### EXERCISE GOAL
Your copy of the material must match it exactly, except that pictures are dropped.
▼
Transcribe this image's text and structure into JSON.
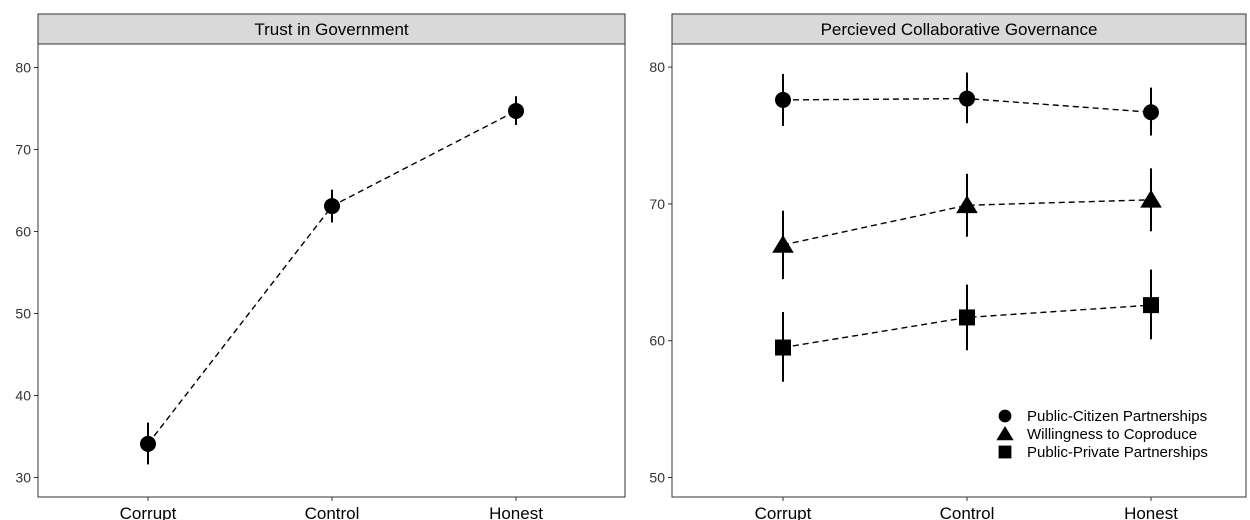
{
  "chart_data": [
    {
      "type": "line",
      "title": "Trust in Government",
      "categories": [
        "Corrupt",
        "Control",
        "Honest"
      ],
      "ylim": [
        28,
        84
      ],
      "yticks": [
        30,
        40,
        50,
        60,
        70,
        80
      ],
      "grid": false,
      "series": [
        {
          "shape": "circle",
          "values": [
            34.1,
            63.1,
            74.7
          ],
          "ci_low": [
            31.6,
            61.1,
            73.0
          ],
          "ci_high": [
            36.7,
            65.1,
            76.5
          ]
        }
      ]
    },
    {
      "type": "line",
      "title": "Percieved Collaborative Governance",
      "categories": [
        "Corrupt",
        "Control",
        "Honest"
      ],
      "ylim": [
        49,
        81
      ],
      "yticks": [
        50,
        60,
        70,
        80
      ],
      "grid": false,
      "legend_position": "bottom-right",
      "series": [
        {
          "name": "Public-Citizen Partnerships",
          "shape": "circle",
          "values": [
            77.6,
            77.7,
            76.7
          ],
          "ci_low": [
            75.7,
            75.9,
            75.0
          ],
          "ci_high": [
            79.5,
            79.6,
            78.5
          ]
        },
        {
          "name": "Willingness to Coproduce",
          "shape": "triangle",
          "values": [
            67.0,
            69.9,
            70.3
          ],
          "ci_low": [
            64.5,
            67.6,
            68.0
          ],
          "ci_high": [
            69.5,
            72.2,
            72.6
          ]
        },
        {
          "name": "Public-Private Partnerships",
          "shape": "square",
          "values": [
            59.5,
            61.7,
            62.6
          ],
          "ci_low": [
            57.0,
            59.3,
            60.1
          ],
          "ci_high": [
            62.1,
            64.1,
            65.2
          ]
        }
      ]
    }
  ]
}
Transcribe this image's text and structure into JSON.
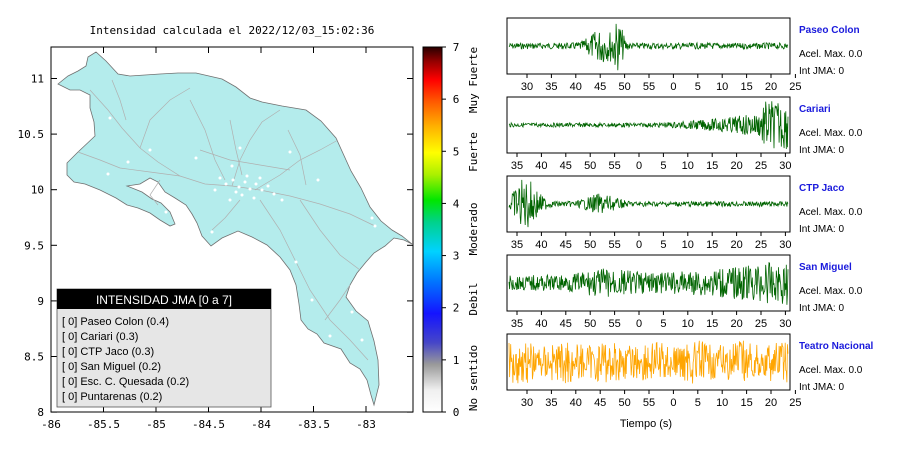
▲
### FINISHED ANSWER
Transcribe this image's text and structure into JSON.
{
  "chart_data": [
    {
      "type": "line",
      "title": "Trust in Government",
      "categories": [
        "Corrupt",
        "Control",
        "Honest"
      ],
      "ylim": [
        28,
        84
      ],
      "yticks": [
        30,
        40,
        50,
        60,
        70,
        80
      ],
      "grid": false,
      "series": [
        {
          "shape": "circle",
          "values": [
            34.1,
            63.1,
            74.7
          ],
          "ci_low": [
            31.6,
            61.1,
            73.0
          ],
          "ci_high": [
            36.7,
            65.1,
            76.5
          ]
        }
      ]
    },
    {
      "type": "line",
      "title": "Percieved Collaborative Governance",
      "categories": [
        "Corrupt",
        "Control",
        "Honest"
      ],
      "ylim": [
        49,
        81
      ],
      "yticks": [
        50,
        60,
        70,
        80
      ],
      "grid": false,
      "legend_position": "bottom-right",
      "series": [
        {
          "name": "Public-Citizen Partnerships",
          "shape": "circle",
          "values": [
            77.6,
            77.7,
            76.7
          ],
          "ci_low": [
            75.7,
            75.9,
            75.0
          ],
          "ci_high": [
            79.5,
            79.6,
            78.5
          ]
        },
        {
          "name": "Willingness to Coproduce",
          "shape": "triangle",
          "values": [
            67.0,
            69.9,
            70.3
          ],
          "ci_low": [
            64.5,
            67.6,
            68.0
          ],
          "ci_high": [
            69.5,
            72.2,
            72.6
          ]
        },
        {
          "name": "Public-Private Partnerships",
          "shape": "square",
          "values": [
            59.5,
            61.7,
            62.6
          ],
          "ci_low": [
            57.0,
            59.3,
            60.1
          ],
          "ci_high": [
            62.1,
            64.1,
            65.2
          ]
        }
      ]
    }
  ]
}
Transcribe this image's text and structure into JSON.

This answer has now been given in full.